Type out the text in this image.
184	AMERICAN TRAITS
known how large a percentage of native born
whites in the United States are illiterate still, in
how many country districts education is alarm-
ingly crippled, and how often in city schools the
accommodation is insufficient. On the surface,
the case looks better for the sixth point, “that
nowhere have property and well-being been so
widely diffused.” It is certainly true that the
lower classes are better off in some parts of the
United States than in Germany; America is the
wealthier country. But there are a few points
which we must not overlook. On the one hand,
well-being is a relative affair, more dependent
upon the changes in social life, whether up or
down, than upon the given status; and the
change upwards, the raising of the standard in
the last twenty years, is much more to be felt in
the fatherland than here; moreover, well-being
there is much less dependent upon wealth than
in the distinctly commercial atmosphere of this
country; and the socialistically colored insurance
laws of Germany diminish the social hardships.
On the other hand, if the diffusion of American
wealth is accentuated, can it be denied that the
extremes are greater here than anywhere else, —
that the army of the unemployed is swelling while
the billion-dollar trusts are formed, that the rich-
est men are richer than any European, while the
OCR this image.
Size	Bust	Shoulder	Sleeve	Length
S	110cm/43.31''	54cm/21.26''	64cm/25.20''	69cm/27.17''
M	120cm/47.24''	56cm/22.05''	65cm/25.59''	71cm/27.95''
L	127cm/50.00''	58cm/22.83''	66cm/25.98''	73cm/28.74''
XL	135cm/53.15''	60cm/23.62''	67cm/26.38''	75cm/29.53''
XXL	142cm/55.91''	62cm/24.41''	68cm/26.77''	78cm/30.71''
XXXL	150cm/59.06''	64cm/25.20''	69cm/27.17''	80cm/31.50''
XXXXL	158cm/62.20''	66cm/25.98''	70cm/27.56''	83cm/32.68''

EXERCISE AIM
Set down the material above again, word for word.

EXERCISE SOLUTION
Type out the text in this image.
184	AMERICAN TRAITS
known how large a percentage of native born
whites in the United States are illiterate still, in
how many country districts education is alarm-
ingly crippled, and how often in city schools the
accommodation is insufficient. On the surface,
the case looks better for the sixth point, “that
nowhere have property and well-being been so
widely diffused.” It is certainly true that the
lower classes are better off in some parts of the
United States than in Germany; America is the
wealthier country. But there are a few points
which we must not overlook. On the one hand,
well-being is a relative affair, more dependent
upon the changes in social life, whether up or
down, than upon the given status; and the
change upwards, the raising of the standard in
the last twenty years, is much more to be felt in
the fatherland than here; moreover, well-being
there is much less dependent upon wealth than
in the distinctly commercial atmosphere of this
country; and the socialistically colored insurance
laws of Germany diminish the social hardships.
On the other hand, if the diffusion of American
wealth is accentuated, can it be denied that the
extremes are greater here than anywhere else, —
that the army of the unemployed is swelling while
the billion-dollar trusts are formed, that the rich-
est men are richer than any European, while the
OCR this image.
Size	Bust	Shoulder	Sleeve	Length
S	110cm/43.31''	54cm/21.26''	64cm/25.20''	69cm/27.17''
M	120cm/47.24''	56cm/22.05''	65cm/25.59''	71cm/27.95''
L	127cm/50.00''	58cm/22.83''	66cm/25.98''	73cm/28.74''
XL	135cm/53.15''	60cm/23.62''	67cm/26.38''	75cm/29.53''
XXL	142cm/55.91''	62cm/24.41''	68cm/26.77''	78cm/30.71''
XXXL	150cm/59.06''	64cm/25.20''	69cm/27.17''	80cm/31.50''
XXXXL	158cm/62.20''	66cm/25.98''	70cm/27.56''	83cm/32.68''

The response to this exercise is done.